§ **Material for this exercise**:
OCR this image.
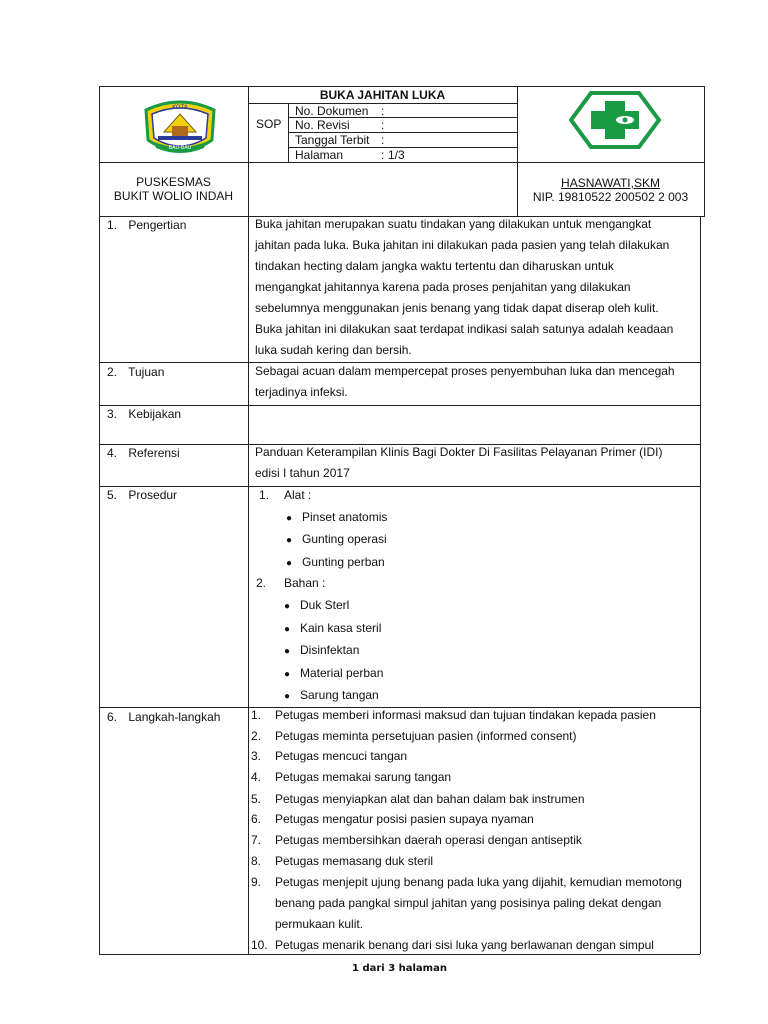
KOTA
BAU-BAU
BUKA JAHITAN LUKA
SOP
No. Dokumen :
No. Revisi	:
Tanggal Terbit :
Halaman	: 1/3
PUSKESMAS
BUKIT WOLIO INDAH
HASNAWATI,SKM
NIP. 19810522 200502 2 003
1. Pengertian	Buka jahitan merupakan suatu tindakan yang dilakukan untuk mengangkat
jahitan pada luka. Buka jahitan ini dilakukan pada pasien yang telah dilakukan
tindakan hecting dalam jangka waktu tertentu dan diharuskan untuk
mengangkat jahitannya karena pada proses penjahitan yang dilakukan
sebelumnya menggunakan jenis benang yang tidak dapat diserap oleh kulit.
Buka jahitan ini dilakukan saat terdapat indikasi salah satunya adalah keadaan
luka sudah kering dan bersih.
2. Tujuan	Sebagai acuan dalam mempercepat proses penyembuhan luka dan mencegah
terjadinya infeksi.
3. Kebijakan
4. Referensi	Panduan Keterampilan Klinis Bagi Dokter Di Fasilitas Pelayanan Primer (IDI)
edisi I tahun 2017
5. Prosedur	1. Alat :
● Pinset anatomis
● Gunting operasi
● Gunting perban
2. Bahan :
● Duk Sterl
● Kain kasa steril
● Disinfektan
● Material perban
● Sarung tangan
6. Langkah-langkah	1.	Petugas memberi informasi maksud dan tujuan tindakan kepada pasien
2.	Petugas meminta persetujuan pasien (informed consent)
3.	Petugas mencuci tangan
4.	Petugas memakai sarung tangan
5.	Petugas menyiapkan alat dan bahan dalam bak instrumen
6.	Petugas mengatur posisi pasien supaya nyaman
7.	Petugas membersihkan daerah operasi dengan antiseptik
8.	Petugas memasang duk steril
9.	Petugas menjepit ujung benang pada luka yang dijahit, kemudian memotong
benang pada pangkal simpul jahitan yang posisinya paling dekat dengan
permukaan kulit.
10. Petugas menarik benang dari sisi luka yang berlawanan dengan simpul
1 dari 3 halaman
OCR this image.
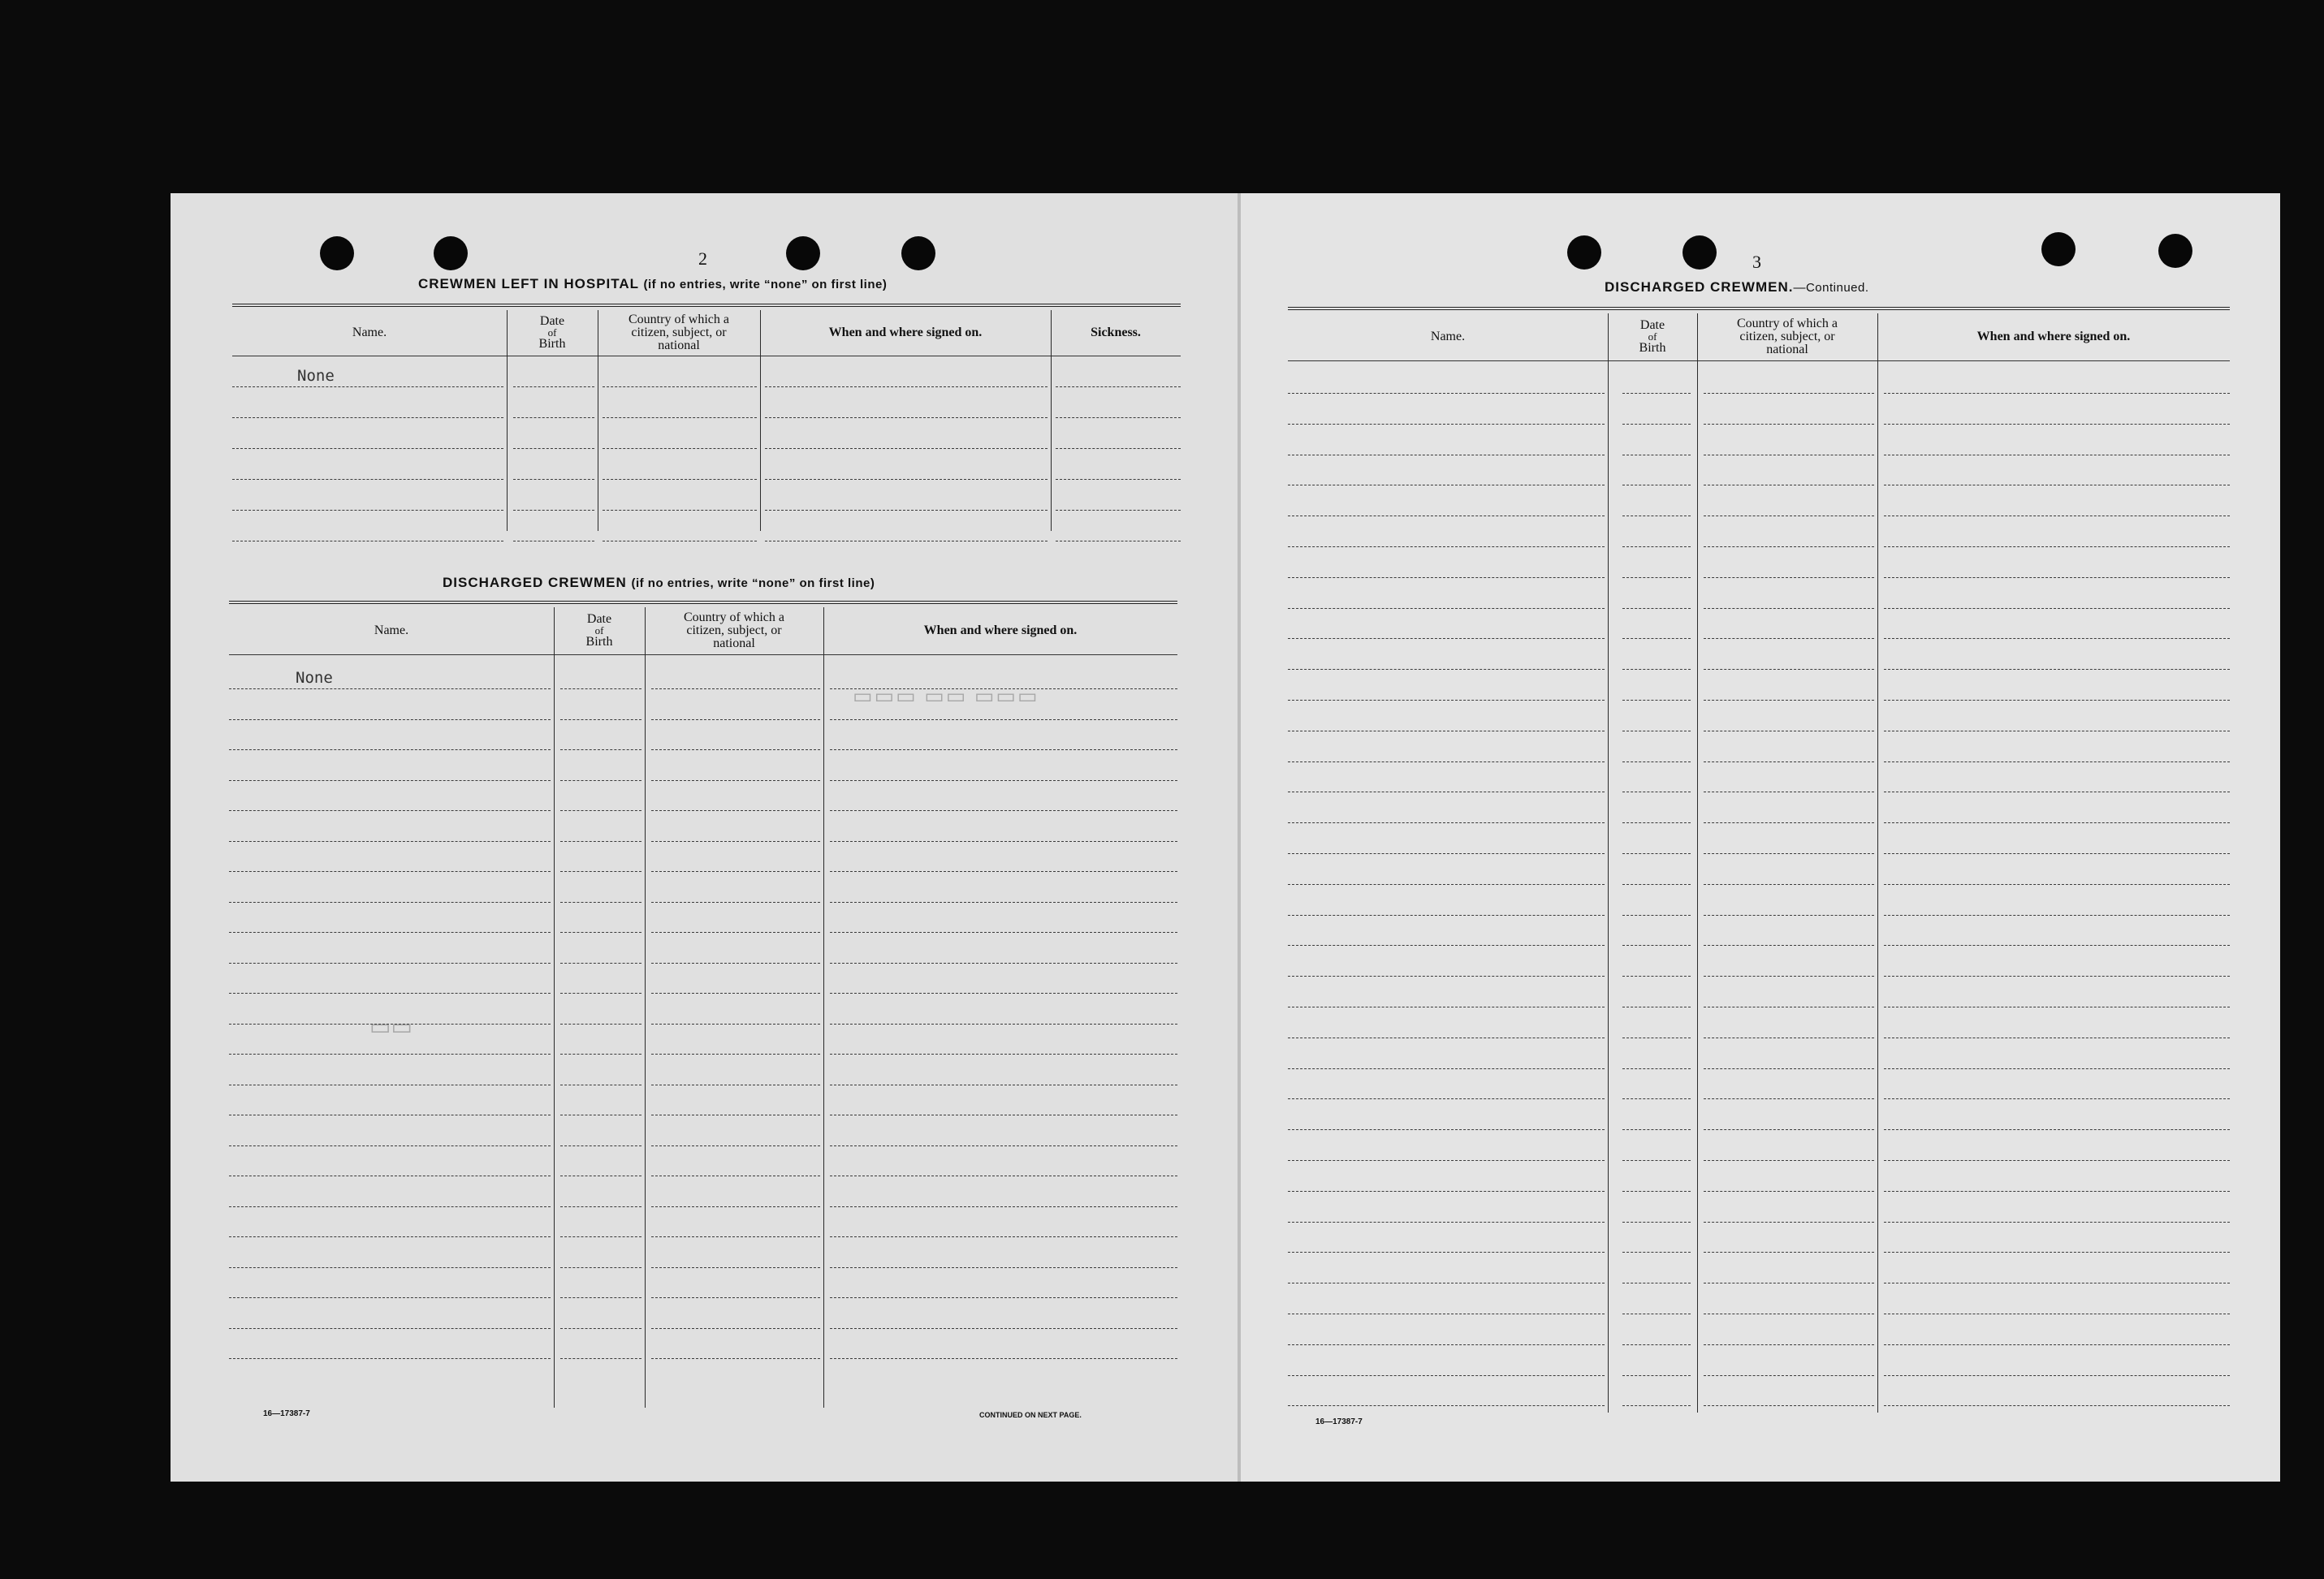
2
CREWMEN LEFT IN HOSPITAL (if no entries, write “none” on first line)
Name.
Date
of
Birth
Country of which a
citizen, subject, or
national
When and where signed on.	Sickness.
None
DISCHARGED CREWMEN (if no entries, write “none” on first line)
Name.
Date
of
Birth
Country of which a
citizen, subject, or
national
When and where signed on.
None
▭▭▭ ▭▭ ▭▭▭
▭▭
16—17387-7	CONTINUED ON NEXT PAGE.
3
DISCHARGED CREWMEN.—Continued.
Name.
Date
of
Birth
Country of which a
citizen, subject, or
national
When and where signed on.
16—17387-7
---
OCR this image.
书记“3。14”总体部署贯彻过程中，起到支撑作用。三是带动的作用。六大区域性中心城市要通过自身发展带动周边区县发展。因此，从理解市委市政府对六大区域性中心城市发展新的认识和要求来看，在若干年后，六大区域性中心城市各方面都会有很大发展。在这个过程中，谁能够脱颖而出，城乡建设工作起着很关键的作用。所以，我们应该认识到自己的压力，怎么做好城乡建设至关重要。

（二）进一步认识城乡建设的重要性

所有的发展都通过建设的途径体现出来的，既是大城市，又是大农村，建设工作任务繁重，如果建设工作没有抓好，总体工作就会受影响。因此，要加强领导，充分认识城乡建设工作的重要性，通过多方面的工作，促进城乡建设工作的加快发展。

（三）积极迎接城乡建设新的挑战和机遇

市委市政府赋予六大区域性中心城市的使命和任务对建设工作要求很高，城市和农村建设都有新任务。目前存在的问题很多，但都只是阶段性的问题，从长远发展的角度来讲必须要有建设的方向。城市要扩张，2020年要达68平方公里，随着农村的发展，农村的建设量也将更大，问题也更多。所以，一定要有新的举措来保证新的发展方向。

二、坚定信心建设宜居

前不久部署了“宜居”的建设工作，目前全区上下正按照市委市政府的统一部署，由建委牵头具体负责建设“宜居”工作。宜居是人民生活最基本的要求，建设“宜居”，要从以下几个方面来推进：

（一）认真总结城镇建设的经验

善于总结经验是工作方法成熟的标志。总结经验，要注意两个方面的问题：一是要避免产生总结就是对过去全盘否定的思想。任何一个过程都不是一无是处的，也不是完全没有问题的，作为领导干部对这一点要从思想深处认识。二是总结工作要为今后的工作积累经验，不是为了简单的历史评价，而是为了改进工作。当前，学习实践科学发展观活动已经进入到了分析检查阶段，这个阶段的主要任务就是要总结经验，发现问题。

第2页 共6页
==
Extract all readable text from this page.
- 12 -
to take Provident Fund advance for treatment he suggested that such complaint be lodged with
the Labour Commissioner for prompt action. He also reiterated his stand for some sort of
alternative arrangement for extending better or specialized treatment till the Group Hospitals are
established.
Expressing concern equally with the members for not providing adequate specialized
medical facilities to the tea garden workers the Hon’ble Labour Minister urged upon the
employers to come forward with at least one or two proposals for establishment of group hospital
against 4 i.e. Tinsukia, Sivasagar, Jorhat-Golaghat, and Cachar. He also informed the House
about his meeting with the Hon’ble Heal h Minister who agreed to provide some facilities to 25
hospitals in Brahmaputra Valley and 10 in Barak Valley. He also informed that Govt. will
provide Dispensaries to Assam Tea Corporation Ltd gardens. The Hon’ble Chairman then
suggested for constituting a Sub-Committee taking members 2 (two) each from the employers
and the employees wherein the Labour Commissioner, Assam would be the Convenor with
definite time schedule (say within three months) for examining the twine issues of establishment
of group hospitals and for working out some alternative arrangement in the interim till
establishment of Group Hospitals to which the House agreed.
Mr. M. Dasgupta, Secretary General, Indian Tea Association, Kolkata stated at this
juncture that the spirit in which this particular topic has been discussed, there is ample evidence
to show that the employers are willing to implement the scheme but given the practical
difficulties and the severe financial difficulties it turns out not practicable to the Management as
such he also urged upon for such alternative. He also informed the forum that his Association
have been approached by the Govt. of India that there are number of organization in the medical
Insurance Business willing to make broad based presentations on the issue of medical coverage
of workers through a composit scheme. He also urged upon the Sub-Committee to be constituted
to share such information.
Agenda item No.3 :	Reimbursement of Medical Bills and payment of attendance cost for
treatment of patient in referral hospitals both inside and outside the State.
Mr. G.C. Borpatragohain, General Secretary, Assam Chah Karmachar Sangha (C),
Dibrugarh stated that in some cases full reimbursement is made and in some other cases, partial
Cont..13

§ **Stated exercise**: Find how many lines of the material carry the string "some". Only the number should be in the answer.

§ **Reply**: 4